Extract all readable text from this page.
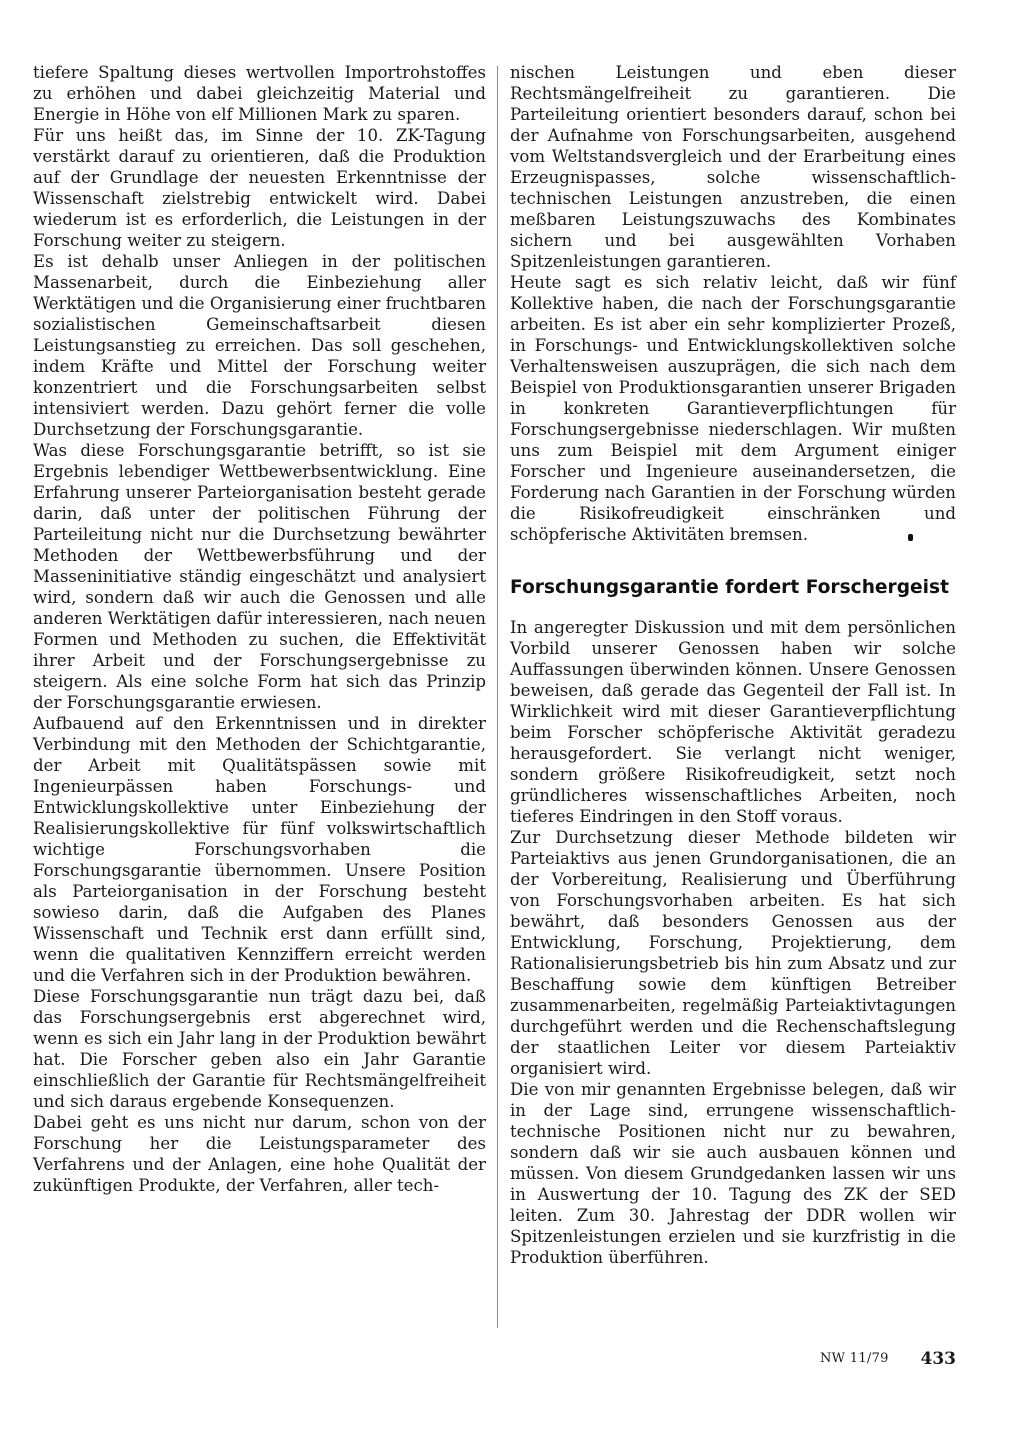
tiefere Spaltung dieses wertvollen Importrohstoffes zu erhöhen und dabei gleichzeitig Material und Energie in Höhe von elf Millionen Mark zu sparen.

Für uns heißt das, im Sinne der 10. ZK-Tagung verstärkt darauf zu orientieren, daß die Produktion auf der Grundlage der neuesten Erkenntnisse der Wissenschaft zielstrebig entwickelt wird. Dabei wiederum ist es erforderlich, die Leistungen in der Forschung weiter zu steigern.

Es ist dehalb unser Anliegen in der politischen Massenarbeit, durch die Einbeziehung aller Werktätigen und die Organisierung einer fruchtbaren sozialistischen Gemeinschaftsarbeit diesen Leistungsanstieg zu erreichen. Das soll geschehen, indem Kräfte und Mittel der Forschung weiter konzentriert und die Forschungsarbeiten selbst intensiviert werden. Dazu gehört ferner die volle Durchsetzung der Forschungsgarantie.

Was diese Forschungsgarantie betrifft, so ist sie Ergebnis lebendiger Wettbewerbsentwicklung. Eine Erfahrung unserer Parteiorganisation besteht gerade darin, daß unter der politischen Führung der Parteileitung nicht nur die Durchsetzung bewährter Methoden der Wettbewerbsführung und der Masseninitiative ständig eingeschätzt und analysiert wird, sondern daß wir auch die Genossen und alle anderen Werktätigen dafür interessieren, nach neuen Formen und Methoden zu suchen, die Effektivität ihrer Arbeit und der Forschungsergebnisse zu steigern. Als eine solche Form hat sich das Prinzip der Forschungsgarantie erwiesen.

Aufbauend auf den Erkenntnissen und in direkter Verbindung mit den Methoden der Schichtgarantie, der Arbeit mit Qualitätspässen sowie mit Ingenieurpässen haben Forschungs- und Entwicklungskollektive unter Einbeziehung der Realisierungskollektive für fünf volkswirtschaftlich wichtige Forschungsvorhaben die Forschungsgarantie übernommen. Unsere Position als Parteiorganisation in der Forschung besteht sowieso darin, daß die Aufgaben des Planes Wissenschaft und Technik erst dann erfüllt sind, wenn die qualitativen Kennziffern erreicht werden und die Verfahren sich in der Produktion bewähren.

Diese Forschungsgarantie nun trägt dazu bei, daß das Forschungsergebnis erst abgerechnet wird, wenn es sich ein Jahr lang in der Produktion bewährt hat. Die Forscher geben also ein Jahr Garantie einschließlich der Garantie für Rechtsmängelfreiheit und sich daraus ergebende Konsequenzen.

Dabei geht es uns nicht nur darum, schon von der Forschung her die Leistungsparameter des Verfahrens und der Anlagen, eine hohe Qualität der zukünftigen Produkte, der Verfahren, aller tech-

nischen Leistungen und eben dieser Rechtsmängelfreiheit zu garantieren. Die Parteileitung orientiert besonders darauf, schon bei der Aufnahme von Forschungsarbeiten, ausgehend vom Weltstandsvergleich und der Erarbeitung eines Erzeugnispasses, solche wissenschaftlich-technischen Leistungen anzustreben, die einen meßbaren Leistungszuwachs des Kombinates sichern und bei ausgewählten Vorhaben Spitzenleistungen garantieren.

Heute sagt es sich relativ leicht, daß wir fünf Kollektive haben, die nach der Forschungsgarantie arbeiten. Es ist aber ein sehr komplizierter Prozeß, in Forschungs- und Entwicklungskollektiven solche Verhaltensweisen auszuprägen, die sich nach dem Beispiel von Produktionsgarantien unserer Brigaden in konkreten Garantieverpflichtungen für Forschungsergebnisse niederschlagen. Wir mußten uns zum Beispiel mit dem Argument einiger Forscher und Ingenieure auseinandersetzen, die Forderung nach Garantien in der Forschung würden die Risikofreudigkeit einschränken und schöpferische Aktivitäten bremsen.

Forschungsgarantie fordert Forschergeist

In angeregter Diskussion und mit dem persönlichen Vorbild unserer Genossen haben wir solche Auffassungen überwinden können. Unsere Genossen beweisen, daß gerade das Gegenteil der Fall ist. In Wirklichkeit wird mit dieser Garantieverpflichtung beim Forscher schöpferische Aktivität geradezu herausgefordert. Sie verlangt nicht weniger, sondern größere Risikofreudigkeit, setzt noch gründlicheres wissenschaftliches Arbeiten, noch tieferes Eindringen in den Stoff voraus.

Zur Durchsetzung dieser Methode bildeten wir Parteiaktivs aus jenen Grundorganisationen, die an der Vorbereitung, Realisierung und Überführung von Forschungsvorhaben arbeiten. Es hat sich bewährt, daß besonders Genossen aus der Entwicklung, Forschung, Projektierung, dem Rationalisierungsbetrieb bis hin zum Absatz und zur Beschaffung sowie dem künftigen Betreiber zusammenarbeiten, regelmäßig Parteiaktivtagungen durchgeführt werden und die Rechenschaftslegung der staatlichen Leiter vor diesem Parteiaktiv organisiert wird.

Die von mir genannten Ergebnisse belegen, daß wir in der Lage sind, errungene wissenschaftlich-technische Positionen nicht nur zu bewahren, sondern daß wir sie auch ausbauen können und müssen. Von diesem Grundgedanken lassen wir uns in Auswertung der 10. Tagung des ZK der SED leiten. Zum 30. Jahrestag der DDR wollen wir Spitzenleistungen erzielen und sie kurzfristig in die Produktion überführen.

NW 11/79 433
----
Instruction:
Each line that has the word "darauf" should be copied.

Solution to this task:
Für uns heißt das, im Sinne der 10. ZK-Tagung verstärkt darauf zu orientieren, daß die Produktion auf der Grundlage der neuesten Erkenntnisse der Wissenschaft zielstrebig entwickelt wird. Dabei wiederum ist es erforderlich, die Leistungen in der Forschung weiter zu steigern.
nischen Leistungen und eben dieser Rechtsmängelfreiheit zu garantieren. Die Parteileitung orientiert besonders darauf, schon bei der Aufnahme von Forschungsarbeiten, ausgehend vom Weltstandsvergleich und der Erarbeitung eines Erzeugnispasses, solche wissenschaftlich-technischen Leistungen anzustreben, die einen meßbaren Leistungszuwachs des Kombinates sichern und bei ausgewählten Vorhaben Spitzenleistungen garantieren.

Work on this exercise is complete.